→ TASK BRIEF:
Note each line of the listing that contains the string "przypadku", and copy it.

→ Stored records:
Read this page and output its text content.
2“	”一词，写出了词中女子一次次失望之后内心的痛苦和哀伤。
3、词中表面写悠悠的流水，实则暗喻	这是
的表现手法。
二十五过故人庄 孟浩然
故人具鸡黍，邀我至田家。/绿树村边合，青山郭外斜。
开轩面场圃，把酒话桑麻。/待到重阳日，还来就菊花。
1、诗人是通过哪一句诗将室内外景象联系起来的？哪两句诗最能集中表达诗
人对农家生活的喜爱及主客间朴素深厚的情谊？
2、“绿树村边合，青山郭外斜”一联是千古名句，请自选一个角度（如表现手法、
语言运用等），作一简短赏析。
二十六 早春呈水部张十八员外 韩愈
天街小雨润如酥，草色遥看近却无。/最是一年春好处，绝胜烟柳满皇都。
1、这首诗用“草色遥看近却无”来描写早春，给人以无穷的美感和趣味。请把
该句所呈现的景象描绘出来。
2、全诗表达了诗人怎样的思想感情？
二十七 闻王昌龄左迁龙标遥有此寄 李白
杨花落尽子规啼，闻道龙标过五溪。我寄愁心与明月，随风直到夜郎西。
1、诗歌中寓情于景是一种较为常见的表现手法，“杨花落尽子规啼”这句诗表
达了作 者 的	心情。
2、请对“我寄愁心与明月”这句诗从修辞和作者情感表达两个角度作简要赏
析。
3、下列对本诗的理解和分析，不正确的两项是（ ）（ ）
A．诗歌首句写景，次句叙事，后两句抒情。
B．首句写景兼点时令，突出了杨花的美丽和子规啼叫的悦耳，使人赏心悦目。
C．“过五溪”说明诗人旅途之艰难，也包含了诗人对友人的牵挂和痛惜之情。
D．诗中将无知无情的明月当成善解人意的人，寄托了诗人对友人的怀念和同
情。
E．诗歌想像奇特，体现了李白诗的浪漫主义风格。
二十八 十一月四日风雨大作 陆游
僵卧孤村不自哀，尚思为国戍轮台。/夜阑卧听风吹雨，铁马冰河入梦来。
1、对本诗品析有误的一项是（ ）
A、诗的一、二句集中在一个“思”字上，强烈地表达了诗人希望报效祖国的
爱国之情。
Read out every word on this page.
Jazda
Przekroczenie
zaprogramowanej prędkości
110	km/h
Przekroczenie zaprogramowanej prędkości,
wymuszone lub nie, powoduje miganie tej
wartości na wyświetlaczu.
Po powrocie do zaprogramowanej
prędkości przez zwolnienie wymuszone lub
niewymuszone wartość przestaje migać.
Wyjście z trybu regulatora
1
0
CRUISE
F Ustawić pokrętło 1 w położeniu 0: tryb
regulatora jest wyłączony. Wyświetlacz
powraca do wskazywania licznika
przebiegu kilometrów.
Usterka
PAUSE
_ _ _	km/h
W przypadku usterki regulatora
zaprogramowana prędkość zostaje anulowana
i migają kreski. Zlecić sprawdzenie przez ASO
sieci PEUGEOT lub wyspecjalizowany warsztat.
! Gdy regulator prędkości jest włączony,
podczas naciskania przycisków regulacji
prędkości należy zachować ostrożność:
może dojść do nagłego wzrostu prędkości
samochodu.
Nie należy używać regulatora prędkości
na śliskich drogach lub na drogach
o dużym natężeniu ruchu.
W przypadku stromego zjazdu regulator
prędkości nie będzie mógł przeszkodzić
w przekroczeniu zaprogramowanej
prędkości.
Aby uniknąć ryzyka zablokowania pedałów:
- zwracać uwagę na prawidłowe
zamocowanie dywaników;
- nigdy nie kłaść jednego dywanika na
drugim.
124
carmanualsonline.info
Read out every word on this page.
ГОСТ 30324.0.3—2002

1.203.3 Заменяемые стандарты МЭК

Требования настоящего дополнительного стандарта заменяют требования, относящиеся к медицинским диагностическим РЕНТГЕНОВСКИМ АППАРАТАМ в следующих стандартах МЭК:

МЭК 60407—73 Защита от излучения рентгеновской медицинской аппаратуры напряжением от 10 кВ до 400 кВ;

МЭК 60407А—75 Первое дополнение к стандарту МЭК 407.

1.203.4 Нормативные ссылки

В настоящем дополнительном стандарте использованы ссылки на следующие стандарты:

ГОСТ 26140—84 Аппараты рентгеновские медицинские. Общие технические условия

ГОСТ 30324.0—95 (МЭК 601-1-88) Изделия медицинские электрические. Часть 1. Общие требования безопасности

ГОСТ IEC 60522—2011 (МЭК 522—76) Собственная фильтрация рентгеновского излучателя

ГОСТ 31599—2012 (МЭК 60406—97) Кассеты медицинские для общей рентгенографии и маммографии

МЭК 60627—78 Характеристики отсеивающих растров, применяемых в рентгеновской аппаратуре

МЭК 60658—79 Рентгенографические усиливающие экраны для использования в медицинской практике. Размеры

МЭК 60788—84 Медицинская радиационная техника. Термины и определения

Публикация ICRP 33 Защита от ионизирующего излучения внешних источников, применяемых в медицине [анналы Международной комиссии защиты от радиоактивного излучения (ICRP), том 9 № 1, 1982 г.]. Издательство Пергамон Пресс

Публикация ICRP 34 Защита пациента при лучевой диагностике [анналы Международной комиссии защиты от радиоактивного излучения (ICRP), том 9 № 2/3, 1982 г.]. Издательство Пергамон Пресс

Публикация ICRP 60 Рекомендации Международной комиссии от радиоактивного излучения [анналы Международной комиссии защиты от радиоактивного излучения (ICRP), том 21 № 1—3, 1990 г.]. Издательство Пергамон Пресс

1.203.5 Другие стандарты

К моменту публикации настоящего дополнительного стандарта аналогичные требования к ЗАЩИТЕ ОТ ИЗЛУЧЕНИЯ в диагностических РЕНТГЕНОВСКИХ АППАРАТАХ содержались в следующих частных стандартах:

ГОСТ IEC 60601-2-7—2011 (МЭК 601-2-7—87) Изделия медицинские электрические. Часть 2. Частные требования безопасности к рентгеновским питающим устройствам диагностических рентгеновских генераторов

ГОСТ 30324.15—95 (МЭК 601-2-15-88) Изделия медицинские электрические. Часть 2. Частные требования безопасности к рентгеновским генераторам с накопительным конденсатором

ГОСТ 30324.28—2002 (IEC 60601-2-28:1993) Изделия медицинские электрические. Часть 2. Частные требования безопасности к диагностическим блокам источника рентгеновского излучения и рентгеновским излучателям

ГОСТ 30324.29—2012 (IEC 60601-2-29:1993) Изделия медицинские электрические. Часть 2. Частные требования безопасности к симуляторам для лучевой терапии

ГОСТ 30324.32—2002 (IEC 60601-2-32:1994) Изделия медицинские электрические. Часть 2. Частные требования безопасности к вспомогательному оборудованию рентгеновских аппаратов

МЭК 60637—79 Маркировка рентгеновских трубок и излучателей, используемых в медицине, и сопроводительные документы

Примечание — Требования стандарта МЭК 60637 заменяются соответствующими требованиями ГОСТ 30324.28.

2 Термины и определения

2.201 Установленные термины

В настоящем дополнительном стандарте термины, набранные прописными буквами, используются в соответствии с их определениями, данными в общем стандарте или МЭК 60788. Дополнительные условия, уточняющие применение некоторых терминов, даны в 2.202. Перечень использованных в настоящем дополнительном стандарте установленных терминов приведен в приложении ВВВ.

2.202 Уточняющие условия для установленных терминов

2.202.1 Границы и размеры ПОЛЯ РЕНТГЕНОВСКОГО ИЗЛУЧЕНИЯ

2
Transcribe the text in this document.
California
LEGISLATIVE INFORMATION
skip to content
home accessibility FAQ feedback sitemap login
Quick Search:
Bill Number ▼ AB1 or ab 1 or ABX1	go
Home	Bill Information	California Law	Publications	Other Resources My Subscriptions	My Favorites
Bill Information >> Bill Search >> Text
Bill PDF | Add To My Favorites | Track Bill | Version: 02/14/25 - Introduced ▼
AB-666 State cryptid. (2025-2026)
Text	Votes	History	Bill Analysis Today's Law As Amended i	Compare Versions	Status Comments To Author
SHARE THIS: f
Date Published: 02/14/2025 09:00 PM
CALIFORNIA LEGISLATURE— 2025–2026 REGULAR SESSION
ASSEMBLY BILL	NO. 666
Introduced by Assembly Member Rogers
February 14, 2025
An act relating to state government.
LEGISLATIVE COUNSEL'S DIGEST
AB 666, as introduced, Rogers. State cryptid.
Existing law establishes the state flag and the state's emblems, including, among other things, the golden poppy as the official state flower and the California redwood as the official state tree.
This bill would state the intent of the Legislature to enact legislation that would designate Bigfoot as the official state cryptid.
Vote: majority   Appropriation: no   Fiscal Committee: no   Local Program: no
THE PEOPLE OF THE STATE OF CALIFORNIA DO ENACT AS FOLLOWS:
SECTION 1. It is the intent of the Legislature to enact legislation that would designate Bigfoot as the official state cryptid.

→ SOLUTION FOR THIS EXERCISE:
W przypadku usterki regulatora
W przypadku stromego zjazdu regulator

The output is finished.